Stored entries
- - - - -

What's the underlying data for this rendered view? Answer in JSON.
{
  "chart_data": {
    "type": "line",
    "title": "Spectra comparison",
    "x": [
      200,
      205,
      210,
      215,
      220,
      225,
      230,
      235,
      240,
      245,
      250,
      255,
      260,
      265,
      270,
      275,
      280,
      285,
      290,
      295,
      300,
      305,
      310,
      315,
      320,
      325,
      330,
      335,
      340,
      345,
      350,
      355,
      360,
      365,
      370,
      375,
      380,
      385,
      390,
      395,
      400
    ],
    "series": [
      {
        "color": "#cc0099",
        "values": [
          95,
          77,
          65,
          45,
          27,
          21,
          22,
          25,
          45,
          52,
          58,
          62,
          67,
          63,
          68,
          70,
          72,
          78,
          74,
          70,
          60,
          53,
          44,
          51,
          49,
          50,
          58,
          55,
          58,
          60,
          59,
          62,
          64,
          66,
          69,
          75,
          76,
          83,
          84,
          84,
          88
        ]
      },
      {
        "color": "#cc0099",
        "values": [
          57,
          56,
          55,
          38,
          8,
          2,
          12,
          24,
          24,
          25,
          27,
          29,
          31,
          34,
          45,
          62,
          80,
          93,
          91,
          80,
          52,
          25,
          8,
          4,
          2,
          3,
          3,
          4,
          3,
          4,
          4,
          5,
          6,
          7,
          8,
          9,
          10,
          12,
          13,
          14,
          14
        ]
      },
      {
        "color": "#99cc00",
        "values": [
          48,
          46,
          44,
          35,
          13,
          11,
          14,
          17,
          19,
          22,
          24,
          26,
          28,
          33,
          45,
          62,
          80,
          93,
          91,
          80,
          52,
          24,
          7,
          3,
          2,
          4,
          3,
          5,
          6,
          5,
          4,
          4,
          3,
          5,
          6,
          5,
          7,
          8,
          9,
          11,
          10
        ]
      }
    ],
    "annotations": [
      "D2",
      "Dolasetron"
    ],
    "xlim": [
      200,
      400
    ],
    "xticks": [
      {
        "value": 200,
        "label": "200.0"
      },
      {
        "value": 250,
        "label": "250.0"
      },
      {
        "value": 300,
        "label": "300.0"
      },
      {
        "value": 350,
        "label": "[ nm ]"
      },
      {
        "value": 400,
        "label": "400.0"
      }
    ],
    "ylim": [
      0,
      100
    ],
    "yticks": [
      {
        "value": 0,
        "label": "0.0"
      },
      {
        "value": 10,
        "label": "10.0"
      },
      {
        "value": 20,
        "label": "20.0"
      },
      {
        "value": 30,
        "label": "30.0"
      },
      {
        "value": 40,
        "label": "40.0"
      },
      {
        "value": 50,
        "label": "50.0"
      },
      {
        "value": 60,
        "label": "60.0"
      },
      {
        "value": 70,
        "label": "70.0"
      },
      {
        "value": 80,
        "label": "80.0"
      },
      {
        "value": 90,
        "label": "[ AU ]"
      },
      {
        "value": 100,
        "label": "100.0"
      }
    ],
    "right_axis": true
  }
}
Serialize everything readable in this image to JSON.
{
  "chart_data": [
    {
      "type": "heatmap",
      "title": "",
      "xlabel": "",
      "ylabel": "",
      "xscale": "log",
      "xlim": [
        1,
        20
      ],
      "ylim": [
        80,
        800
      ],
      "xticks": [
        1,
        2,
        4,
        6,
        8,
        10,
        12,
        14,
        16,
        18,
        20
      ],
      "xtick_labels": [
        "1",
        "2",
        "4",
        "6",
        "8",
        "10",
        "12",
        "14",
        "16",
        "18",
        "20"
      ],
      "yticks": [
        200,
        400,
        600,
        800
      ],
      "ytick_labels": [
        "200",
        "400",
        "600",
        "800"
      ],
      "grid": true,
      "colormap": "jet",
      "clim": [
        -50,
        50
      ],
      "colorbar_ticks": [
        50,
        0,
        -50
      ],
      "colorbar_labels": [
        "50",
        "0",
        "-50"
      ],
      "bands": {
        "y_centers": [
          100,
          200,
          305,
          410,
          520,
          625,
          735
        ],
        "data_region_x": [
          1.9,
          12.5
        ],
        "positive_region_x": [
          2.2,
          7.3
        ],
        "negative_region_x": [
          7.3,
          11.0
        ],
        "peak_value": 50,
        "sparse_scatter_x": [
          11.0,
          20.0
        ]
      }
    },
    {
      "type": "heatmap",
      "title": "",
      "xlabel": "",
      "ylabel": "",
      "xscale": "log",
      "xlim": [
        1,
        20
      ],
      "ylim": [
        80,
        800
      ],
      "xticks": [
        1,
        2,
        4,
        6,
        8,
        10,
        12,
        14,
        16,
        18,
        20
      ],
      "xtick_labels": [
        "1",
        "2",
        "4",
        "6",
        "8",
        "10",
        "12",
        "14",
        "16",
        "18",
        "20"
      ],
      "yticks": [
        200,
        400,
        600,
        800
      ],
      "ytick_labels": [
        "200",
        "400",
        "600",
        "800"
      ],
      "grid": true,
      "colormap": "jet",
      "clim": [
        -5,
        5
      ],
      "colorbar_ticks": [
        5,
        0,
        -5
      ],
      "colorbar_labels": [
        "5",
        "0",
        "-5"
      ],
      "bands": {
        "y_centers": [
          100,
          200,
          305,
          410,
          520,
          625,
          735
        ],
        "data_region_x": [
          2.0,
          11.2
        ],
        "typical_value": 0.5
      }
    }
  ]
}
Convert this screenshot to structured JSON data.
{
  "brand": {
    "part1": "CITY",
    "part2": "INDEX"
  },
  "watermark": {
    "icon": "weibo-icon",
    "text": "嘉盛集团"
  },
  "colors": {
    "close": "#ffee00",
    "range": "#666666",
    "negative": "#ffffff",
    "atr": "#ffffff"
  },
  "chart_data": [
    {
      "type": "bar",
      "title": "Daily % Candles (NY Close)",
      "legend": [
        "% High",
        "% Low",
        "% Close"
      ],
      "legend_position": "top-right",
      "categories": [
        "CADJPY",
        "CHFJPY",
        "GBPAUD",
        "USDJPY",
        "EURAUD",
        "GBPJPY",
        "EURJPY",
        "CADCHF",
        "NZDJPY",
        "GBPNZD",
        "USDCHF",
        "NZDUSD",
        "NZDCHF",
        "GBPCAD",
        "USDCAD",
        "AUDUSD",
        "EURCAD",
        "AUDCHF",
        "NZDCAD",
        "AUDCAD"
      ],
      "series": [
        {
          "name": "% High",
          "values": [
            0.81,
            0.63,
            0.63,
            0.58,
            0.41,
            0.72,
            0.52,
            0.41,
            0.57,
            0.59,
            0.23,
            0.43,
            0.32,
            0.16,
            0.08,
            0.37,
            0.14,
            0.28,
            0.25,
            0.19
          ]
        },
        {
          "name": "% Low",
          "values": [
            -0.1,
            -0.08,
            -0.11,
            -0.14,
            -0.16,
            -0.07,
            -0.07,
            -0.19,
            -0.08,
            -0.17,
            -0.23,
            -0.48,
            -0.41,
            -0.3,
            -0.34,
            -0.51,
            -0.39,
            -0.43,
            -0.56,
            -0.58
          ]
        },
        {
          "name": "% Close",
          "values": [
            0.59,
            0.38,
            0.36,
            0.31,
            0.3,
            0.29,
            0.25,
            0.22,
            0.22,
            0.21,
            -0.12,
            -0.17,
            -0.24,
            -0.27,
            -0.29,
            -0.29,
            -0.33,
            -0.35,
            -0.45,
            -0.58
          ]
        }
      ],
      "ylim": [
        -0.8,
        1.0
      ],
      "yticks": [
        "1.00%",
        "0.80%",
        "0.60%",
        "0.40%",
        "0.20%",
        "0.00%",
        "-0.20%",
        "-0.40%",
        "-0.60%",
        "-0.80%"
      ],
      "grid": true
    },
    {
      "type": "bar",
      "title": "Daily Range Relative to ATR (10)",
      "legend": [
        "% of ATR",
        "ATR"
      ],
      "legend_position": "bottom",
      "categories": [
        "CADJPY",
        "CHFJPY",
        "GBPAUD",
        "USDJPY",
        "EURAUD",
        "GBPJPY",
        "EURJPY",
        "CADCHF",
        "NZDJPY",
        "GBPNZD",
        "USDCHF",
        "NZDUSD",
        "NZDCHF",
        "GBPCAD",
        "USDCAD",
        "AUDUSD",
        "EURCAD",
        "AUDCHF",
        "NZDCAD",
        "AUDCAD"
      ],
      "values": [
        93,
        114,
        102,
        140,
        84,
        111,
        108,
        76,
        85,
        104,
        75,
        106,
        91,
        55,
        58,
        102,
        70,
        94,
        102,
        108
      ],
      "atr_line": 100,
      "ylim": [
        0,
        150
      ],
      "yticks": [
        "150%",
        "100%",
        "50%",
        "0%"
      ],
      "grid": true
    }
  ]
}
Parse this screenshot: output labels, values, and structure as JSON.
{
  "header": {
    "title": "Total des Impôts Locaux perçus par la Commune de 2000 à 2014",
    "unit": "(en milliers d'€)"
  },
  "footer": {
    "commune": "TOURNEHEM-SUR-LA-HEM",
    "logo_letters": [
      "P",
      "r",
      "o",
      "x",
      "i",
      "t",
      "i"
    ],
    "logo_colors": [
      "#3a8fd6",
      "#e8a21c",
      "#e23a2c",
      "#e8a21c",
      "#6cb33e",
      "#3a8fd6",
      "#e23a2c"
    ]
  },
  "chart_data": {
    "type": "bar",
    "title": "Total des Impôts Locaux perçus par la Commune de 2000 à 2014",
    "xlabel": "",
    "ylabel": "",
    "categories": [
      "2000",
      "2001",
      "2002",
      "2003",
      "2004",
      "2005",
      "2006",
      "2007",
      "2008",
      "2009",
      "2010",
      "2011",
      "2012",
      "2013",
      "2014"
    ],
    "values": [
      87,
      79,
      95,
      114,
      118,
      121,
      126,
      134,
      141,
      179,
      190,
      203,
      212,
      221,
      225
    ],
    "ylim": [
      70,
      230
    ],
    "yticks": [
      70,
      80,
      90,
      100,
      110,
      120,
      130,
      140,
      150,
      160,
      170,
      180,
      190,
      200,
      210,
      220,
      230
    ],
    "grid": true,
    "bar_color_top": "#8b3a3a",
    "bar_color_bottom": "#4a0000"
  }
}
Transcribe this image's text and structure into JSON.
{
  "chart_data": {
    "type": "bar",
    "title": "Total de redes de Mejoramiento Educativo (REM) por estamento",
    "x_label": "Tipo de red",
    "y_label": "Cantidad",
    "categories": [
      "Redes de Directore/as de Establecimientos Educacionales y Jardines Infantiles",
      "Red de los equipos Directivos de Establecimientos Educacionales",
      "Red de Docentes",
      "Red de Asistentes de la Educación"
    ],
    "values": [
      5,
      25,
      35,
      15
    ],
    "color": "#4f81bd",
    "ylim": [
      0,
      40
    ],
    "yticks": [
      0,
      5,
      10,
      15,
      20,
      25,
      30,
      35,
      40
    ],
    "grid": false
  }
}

- - - - -

**Task details**
Go through the entries and return each line where the word "JSON" appears.

**Complete response**
What's the underlying data for this rendered view? Answer in JSON.
Serialize everything readable in this image to JSON.
Convert this screenshot to structured JSON data.
Parse this screenshot: output labels, values, and structure as JSON.
Transcribe this image's text and structure into JSON.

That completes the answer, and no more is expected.